» Exercise details:
Select every line containing the word "konstrukcji" from the material, and copy those lines.

» Stored records:

══════

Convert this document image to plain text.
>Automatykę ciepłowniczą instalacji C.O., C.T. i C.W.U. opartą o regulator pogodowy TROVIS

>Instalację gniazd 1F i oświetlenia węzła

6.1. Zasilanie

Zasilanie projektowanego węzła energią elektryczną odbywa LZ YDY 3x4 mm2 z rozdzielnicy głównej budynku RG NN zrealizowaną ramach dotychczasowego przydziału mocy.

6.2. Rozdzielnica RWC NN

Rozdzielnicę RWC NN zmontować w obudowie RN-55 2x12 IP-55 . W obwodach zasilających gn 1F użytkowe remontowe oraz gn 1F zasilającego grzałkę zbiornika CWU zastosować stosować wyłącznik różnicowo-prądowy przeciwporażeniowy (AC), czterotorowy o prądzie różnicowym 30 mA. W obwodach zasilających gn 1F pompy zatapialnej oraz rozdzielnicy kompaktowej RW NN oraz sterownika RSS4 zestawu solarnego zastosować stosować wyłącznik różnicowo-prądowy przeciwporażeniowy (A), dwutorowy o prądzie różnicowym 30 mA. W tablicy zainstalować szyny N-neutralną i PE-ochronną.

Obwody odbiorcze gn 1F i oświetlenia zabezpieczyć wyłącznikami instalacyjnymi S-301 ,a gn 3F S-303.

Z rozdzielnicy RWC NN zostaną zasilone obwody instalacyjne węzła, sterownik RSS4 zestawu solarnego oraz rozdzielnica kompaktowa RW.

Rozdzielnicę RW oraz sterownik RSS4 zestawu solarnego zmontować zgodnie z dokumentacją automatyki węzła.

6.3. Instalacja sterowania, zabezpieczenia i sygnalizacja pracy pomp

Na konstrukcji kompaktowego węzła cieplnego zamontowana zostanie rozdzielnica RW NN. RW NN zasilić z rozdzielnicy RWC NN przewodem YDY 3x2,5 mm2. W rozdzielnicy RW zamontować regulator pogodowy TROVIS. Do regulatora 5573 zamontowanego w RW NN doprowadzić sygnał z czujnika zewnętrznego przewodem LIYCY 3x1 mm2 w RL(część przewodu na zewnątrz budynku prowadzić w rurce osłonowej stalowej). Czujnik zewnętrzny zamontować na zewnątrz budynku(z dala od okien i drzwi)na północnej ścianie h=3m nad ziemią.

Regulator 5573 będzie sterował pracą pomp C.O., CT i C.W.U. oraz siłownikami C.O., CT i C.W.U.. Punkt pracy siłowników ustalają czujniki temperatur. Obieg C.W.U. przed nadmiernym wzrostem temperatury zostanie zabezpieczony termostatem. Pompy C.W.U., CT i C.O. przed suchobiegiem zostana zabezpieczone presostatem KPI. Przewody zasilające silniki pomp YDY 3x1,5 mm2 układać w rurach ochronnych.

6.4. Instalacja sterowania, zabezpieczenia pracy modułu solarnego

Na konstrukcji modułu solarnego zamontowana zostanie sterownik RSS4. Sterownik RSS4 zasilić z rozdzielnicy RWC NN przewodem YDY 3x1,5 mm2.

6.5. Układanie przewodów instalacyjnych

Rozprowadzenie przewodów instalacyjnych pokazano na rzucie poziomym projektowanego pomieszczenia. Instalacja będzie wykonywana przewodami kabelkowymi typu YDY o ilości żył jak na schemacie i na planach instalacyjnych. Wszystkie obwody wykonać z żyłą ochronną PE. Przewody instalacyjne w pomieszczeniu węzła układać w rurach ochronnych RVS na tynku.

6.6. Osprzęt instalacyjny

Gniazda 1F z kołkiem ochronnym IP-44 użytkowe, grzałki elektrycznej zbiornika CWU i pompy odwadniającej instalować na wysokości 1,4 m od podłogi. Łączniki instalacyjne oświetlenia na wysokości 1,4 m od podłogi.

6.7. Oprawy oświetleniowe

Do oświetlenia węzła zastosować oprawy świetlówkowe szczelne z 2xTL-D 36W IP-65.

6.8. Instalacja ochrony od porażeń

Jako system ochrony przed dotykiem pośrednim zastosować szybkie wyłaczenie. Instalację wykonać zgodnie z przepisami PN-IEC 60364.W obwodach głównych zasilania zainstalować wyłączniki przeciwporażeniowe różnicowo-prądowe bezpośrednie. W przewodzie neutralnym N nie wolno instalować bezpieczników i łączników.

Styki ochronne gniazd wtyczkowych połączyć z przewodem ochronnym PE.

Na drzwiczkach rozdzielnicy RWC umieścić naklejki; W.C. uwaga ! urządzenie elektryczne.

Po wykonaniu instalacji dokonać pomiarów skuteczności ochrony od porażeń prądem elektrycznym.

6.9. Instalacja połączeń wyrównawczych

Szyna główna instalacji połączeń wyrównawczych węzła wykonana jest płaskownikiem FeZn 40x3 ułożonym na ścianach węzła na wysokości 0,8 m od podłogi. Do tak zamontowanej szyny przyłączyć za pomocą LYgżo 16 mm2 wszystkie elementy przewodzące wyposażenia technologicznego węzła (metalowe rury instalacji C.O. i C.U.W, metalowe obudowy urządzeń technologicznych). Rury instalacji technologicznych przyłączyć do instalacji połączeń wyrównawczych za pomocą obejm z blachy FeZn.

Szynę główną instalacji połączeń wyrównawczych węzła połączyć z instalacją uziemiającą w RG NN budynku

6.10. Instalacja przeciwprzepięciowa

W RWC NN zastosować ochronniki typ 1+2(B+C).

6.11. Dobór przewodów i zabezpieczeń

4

══════

» Written answer:
Na konstrukcji kompaktowego węzła cieplnego zamontowana zostanie rozdzielnica RW NN. RW NN zasilić z rozdzielnicy RWC NN przewodem YDY 3x2,5 mm2. W rozdzielnicy RW zamontować regulator pogodowy TROVIS. Do regulatora 5573 zamontowanego w RW NN doprowadzić sygnał z czujnika zewnętrznego przewodem LIYCY 3x1 mm2 w RL(część przewodu na zewnątrz budynku prowadzić w rurce osłonowej stalowej). Czujnik zewnętrzny zamontować na zewnątrz budynku(z dala od okien i drzwi)na północnej ścianie h=3m nad ziemią.
Na konstrukcji modułu solarnego zamontowana zostanie sterownik RSS4. Sterownik RSS4 zasilić z rozdzielnicy RWC NN przewodem YDY 3x1,5 mm2.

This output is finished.